| ТЕКСТ ДЛЯ ЧТЕНИЯ |
А незадолго до смерти, в одном из своих предсмертных писем, он
высказался еще определеннее:
"...вся Россия стоит на какой-то окончательной точке, колеблясь над
бездной".
Но то, что видел величайший русский мыслитель, не видели уже многие.
Русская интеллигенция делала все, чтобы Россия провалилась в бездну.
"Всем телом, всем сердцем, всем сознанием - слушайте революцию", -
вопил А. Блок.
Это был призыв, на который отзывались сердца почти всей
интеллигенции и многих представителей русского образованного класса.
Правда, начиная с Николая I, вплоть до последнего русского царя, в
душе русских царей идет идейный возврат к религиозным и политическим
идеалам Московской Руси, которые зовет вперед по дороге творчества
самобытной великой культуры. Николай II снова приходит к пониманию того,
что возглавителем православной церкви должен быть не царь, а Патриарх.
Просыпается национальное сознание и в русском образованном обществе,
долгие годы пассивно созерцавшем разрушительную работу интеллигенции. Но
время было уже потеряно. Началась война, вслед за ней пришла революция,
возглавленная масонской пятеркой и Россия рухнула в бездну.

[Строки из набора данных о разметке]
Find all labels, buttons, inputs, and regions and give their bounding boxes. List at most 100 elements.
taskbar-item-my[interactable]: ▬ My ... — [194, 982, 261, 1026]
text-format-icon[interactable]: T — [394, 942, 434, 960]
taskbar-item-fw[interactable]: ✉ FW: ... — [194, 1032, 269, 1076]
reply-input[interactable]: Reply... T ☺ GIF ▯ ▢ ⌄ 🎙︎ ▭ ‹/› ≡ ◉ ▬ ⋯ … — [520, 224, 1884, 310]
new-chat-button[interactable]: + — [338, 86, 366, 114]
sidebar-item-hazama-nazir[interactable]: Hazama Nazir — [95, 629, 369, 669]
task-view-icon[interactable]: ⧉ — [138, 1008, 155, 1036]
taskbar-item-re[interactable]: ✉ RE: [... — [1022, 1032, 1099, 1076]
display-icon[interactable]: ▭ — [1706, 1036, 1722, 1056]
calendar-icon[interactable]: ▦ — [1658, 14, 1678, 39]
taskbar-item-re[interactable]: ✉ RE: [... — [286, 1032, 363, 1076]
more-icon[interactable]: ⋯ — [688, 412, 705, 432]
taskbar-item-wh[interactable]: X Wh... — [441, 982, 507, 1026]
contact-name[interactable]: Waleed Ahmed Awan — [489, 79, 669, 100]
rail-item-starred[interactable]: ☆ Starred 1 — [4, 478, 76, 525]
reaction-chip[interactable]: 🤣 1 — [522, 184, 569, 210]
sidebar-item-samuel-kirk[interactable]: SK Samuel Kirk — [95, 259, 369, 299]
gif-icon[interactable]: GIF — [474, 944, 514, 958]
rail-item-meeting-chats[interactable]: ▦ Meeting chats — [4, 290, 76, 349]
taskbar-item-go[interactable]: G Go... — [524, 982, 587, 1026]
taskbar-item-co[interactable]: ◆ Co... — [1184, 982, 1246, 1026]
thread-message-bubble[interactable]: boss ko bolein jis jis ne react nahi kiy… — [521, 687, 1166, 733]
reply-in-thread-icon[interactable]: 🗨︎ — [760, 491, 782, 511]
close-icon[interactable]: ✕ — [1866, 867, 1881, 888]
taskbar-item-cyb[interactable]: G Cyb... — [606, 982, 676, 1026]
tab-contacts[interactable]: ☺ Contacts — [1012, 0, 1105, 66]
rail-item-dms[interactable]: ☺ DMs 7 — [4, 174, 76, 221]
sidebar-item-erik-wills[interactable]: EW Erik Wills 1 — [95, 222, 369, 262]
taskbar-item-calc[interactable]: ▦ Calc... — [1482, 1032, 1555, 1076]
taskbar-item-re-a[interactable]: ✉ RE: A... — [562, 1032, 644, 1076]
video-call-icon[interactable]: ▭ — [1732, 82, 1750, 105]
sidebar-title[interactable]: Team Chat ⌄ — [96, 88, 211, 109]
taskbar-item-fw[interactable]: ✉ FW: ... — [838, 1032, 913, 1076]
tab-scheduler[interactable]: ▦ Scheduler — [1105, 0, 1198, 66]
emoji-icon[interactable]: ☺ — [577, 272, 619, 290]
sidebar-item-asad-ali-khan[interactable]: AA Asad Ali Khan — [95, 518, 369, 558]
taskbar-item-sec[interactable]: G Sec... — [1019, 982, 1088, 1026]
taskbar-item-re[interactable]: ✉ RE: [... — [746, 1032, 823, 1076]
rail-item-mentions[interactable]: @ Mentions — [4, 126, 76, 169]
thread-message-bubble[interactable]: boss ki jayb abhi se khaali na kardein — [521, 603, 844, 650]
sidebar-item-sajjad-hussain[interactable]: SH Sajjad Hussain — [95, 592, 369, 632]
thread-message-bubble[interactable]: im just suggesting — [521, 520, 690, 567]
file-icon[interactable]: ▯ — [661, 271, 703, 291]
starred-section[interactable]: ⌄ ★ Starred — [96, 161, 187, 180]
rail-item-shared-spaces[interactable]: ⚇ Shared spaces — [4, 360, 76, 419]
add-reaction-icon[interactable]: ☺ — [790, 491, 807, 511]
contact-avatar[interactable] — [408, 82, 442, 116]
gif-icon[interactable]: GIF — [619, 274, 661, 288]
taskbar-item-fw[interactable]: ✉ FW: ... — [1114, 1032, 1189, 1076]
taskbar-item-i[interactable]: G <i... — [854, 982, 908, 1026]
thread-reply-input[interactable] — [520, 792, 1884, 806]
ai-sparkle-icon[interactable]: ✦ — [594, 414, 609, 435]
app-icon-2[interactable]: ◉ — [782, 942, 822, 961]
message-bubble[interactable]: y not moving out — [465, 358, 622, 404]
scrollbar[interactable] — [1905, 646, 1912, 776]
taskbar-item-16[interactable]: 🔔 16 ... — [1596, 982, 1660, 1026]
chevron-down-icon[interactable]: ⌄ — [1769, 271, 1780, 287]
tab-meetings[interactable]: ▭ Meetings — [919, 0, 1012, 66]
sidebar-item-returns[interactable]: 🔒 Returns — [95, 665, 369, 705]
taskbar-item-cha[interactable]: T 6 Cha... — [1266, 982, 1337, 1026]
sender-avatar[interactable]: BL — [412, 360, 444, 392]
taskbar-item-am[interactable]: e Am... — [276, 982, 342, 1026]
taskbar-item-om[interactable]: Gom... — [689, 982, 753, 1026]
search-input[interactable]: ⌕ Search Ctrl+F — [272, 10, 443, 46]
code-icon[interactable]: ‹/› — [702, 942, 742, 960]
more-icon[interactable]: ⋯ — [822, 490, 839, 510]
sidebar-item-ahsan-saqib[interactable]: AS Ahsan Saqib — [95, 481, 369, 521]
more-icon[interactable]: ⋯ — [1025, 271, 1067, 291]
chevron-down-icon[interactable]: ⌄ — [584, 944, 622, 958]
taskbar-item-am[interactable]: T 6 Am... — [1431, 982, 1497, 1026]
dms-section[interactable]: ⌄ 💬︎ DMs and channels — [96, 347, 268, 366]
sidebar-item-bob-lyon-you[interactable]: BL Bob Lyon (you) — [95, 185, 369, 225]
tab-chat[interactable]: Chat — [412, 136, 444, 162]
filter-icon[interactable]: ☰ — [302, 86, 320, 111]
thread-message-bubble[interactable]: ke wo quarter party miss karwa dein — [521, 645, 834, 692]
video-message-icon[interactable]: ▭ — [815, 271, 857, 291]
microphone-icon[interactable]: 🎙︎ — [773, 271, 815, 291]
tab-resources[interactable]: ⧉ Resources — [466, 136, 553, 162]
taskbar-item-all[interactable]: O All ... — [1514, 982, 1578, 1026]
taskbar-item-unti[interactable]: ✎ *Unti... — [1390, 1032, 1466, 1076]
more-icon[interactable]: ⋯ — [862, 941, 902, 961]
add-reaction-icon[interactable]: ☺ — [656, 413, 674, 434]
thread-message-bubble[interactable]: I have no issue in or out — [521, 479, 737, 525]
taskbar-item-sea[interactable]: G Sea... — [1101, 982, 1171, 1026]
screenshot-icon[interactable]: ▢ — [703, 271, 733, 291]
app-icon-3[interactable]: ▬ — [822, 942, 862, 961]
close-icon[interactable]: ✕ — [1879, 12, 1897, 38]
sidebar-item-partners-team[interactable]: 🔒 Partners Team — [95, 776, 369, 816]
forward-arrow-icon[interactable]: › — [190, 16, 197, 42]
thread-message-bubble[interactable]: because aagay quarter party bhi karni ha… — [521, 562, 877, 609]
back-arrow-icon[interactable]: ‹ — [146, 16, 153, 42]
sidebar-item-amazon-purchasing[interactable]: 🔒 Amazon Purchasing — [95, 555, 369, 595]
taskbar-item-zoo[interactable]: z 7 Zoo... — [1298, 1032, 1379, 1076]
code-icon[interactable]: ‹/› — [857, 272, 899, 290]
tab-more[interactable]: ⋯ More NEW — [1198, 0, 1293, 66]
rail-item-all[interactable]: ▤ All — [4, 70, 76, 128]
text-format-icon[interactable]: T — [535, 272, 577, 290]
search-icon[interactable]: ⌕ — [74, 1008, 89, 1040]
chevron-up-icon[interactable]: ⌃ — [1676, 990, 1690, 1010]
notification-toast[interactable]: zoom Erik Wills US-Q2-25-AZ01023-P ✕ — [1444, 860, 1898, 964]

| ЗАДАНИЕ A |
Кто, как снова понимает Николай II в тексте для чтения, должен возглавлять православную церковь?
| ЗАДАНИЕ B |
Перечислите всех людей, названных по имени в тексте для чтения.
| ЗАДАНИЕ C |
Соответствуют ли тексту для чтения следующие утверждения? (i) Призыв Блока нашел отклик в сердцах почти всей интеллигенции. (ii) Русское образованное общество долгие годы активно противостояло разрушительной работе интеллигенции. (iii) Революция началась раньше войны.

| ОЖИДАЕМЫЙ ОТВЕТ A |
Патриарх, а не царь.

| ОЖИДАЕМЫЙ ОТВЕТ B |
А. Блок, Николай I, Николай II.

| ОЖИДАЕМЫЙ ОТВЕТ C |
(i) Да: «Это был призыв, на который отзывались сердца почти всей интеллигенции».
(ii) Нет: «долгие годы пассивно созерцавшем разрушительную работу интеллигенции».
(iii) Нет: «Началась война, вслед за ней пришла революция».